▸ Aim of the task
Every line of the data that contains the string "this" must be copied.

▸ Supplied information
------

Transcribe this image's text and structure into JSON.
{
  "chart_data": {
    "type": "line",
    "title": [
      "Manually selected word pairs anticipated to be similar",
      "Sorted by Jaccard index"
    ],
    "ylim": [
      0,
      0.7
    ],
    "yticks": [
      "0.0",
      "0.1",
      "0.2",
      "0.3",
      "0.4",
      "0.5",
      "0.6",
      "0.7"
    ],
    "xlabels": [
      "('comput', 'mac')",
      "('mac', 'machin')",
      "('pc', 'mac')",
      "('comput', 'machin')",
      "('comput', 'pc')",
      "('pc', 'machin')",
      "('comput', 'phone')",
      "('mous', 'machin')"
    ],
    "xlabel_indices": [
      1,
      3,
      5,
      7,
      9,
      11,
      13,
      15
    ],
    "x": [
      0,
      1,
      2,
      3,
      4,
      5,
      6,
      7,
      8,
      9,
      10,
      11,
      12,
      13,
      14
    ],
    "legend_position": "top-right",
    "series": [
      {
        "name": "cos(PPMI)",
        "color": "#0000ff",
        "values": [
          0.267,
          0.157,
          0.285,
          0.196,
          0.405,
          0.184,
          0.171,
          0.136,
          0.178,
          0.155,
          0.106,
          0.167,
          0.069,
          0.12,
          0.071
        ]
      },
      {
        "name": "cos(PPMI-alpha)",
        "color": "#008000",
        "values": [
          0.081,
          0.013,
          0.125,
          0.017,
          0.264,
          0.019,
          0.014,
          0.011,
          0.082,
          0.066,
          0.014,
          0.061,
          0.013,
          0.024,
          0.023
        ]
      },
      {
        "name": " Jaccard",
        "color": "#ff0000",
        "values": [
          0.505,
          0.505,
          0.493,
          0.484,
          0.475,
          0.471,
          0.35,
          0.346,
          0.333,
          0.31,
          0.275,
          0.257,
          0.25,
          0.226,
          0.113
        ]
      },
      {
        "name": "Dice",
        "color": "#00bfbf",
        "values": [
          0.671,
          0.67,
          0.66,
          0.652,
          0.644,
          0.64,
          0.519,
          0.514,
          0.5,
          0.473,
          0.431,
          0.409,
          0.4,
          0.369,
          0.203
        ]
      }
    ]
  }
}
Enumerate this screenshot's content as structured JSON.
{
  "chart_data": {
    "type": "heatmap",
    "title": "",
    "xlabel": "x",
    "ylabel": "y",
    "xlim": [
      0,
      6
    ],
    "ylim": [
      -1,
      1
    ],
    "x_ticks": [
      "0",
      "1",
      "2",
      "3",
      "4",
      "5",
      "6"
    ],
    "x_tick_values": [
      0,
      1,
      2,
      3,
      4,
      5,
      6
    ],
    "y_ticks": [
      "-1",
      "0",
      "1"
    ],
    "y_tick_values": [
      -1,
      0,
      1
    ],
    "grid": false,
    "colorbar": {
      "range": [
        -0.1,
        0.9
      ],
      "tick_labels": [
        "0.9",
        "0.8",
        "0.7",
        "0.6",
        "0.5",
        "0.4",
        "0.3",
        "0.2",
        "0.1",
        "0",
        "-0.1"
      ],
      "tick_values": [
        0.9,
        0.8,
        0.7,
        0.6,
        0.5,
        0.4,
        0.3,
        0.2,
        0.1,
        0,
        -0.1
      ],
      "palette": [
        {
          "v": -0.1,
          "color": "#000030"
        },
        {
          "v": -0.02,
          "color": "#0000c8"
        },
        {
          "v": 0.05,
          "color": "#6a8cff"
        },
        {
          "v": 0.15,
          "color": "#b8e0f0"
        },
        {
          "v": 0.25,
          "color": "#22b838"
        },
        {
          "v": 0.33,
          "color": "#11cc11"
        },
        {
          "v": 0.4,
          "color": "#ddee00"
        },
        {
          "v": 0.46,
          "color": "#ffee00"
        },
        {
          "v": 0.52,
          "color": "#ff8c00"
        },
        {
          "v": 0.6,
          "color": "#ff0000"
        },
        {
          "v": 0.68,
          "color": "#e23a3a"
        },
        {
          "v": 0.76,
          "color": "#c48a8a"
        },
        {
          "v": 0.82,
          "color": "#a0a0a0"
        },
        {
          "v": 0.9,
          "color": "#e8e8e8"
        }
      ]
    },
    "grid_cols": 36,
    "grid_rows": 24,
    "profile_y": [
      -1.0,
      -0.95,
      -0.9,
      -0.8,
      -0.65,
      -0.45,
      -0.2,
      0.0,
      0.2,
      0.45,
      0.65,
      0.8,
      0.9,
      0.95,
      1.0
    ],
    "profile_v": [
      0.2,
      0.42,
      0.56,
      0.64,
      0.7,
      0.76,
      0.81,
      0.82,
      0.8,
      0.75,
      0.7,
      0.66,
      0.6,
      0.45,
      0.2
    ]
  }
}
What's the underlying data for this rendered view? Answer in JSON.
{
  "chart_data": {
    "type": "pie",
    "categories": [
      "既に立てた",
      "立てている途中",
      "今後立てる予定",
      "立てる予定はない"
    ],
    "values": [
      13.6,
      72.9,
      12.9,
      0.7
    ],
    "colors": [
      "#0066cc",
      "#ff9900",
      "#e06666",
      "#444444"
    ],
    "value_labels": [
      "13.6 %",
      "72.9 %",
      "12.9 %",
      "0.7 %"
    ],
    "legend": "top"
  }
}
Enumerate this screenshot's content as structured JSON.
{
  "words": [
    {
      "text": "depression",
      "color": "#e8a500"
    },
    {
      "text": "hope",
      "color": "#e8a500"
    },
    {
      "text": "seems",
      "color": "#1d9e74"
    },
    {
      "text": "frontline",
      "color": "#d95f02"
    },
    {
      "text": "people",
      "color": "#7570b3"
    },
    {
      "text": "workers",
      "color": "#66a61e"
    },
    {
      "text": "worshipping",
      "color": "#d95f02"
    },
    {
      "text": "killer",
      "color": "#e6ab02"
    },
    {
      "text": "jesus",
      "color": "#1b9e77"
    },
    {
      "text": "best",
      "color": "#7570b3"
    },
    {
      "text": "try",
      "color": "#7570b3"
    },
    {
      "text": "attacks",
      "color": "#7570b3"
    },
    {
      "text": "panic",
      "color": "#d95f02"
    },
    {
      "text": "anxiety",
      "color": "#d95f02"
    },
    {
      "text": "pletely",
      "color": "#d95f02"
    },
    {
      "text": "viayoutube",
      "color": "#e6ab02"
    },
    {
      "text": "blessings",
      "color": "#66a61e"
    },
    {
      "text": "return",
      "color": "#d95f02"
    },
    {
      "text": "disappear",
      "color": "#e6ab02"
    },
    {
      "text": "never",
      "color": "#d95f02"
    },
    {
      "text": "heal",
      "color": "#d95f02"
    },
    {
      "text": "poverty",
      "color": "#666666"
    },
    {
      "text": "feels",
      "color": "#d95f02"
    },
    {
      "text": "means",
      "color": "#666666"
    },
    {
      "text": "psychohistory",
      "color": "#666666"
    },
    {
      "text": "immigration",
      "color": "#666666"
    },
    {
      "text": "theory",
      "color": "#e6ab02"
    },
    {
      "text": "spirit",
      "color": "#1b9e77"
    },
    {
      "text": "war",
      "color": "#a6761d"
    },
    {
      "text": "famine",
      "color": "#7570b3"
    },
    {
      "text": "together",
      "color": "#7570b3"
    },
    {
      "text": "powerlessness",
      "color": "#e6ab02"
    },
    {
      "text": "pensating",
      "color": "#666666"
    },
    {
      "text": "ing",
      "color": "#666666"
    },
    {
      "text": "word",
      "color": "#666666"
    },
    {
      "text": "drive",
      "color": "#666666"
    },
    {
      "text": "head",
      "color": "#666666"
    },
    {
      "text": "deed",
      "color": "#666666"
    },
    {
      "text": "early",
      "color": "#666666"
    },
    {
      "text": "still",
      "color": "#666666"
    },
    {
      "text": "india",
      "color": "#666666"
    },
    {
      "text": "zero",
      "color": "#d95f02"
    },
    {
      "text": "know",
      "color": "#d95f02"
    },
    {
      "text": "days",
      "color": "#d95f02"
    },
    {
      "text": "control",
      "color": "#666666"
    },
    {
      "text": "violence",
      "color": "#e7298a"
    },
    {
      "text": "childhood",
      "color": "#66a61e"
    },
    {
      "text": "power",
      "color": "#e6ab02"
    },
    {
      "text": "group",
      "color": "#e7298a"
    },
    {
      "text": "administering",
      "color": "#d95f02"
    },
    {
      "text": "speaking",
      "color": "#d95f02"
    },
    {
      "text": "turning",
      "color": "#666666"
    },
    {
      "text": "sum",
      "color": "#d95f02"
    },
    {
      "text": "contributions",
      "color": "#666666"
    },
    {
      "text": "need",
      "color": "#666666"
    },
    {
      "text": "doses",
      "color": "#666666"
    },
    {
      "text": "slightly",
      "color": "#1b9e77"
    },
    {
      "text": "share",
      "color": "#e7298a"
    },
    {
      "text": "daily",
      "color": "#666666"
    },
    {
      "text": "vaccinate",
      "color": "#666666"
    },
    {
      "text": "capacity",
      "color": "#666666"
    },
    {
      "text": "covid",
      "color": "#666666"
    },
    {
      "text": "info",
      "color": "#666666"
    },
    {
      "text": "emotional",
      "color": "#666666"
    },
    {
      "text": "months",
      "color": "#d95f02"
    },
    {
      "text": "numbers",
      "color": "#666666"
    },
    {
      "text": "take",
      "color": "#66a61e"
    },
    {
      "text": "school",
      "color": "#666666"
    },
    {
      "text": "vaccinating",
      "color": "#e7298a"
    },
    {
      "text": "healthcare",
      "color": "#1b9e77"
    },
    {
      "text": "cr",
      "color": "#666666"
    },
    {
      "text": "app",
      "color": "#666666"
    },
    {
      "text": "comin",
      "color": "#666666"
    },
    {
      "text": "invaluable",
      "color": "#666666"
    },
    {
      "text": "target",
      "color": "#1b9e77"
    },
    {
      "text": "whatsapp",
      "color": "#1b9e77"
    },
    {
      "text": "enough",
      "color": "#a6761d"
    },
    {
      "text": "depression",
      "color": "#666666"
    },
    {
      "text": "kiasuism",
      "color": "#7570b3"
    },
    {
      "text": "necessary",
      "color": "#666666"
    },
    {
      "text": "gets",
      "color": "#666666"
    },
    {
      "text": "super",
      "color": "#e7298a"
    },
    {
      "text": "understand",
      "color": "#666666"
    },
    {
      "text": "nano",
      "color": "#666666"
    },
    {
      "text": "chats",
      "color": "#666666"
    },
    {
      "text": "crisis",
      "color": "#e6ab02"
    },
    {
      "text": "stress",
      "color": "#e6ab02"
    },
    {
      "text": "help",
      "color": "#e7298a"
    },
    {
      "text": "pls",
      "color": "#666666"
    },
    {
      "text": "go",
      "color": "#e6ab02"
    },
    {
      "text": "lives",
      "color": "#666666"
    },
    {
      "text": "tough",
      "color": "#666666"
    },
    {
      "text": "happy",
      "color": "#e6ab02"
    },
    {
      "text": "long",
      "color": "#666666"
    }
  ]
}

------

▸ Task output
Transcribe this image's text and structure into JSON.
Enumerate this screenshot's content as structured JSON.
What's the underlying data for this rendered view? Answer in JSON.
Enumerate this screenshot's content as structured JSON.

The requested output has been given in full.